Answer with a single number, the count of lines holding the word "class".
# start of Entries provided
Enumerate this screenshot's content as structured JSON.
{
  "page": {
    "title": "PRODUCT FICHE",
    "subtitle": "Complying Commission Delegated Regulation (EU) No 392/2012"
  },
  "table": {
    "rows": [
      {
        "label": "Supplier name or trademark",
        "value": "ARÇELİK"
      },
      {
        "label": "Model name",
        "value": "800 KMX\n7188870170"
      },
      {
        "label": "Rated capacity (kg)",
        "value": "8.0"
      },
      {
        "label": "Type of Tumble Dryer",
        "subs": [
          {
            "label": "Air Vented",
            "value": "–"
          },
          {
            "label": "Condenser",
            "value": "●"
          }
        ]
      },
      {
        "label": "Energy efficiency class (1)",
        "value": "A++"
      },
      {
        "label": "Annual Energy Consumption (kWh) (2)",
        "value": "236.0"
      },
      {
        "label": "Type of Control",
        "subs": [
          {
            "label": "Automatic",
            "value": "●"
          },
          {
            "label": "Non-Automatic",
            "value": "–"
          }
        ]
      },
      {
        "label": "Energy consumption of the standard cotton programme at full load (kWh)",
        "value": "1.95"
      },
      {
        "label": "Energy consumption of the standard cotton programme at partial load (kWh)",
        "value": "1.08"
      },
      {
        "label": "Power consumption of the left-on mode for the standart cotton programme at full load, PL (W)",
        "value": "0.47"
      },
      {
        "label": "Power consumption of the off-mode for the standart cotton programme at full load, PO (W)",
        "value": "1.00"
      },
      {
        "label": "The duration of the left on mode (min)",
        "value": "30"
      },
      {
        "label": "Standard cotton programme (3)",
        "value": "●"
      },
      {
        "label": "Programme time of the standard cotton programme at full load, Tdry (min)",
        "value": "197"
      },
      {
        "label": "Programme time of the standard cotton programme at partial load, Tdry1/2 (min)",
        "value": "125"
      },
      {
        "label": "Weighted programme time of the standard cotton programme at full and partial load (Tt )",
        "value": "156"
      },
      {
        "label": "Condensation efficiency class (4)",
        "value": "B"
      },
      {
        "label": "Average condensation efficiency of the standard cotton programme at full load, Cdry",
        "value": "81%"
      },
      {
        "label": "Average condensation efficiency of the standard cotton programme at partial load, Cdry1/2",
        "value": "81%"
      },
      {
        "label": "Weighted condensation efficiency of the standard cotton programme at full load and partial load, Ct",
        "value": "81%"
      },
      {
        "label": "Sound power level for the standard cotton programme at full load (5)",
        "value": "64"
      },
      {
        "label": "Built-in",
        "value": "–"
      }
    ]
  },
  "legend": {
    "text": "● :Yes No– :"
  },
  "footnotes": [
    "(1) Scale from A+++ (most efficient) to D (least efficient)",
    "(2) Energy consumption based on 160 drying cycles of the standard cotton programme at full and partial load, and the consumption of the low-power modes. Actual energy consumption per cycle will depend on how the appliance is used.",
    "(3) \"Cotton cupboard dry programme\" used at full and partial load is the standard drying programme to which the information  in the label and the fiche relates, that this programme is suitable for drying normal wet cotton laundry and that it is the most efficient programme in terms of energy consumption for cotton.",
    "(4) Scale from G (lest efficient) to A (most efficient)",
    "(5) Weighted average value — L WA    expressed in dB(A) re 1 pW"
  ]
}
# end of Entries provided
- [Problem solution]:
2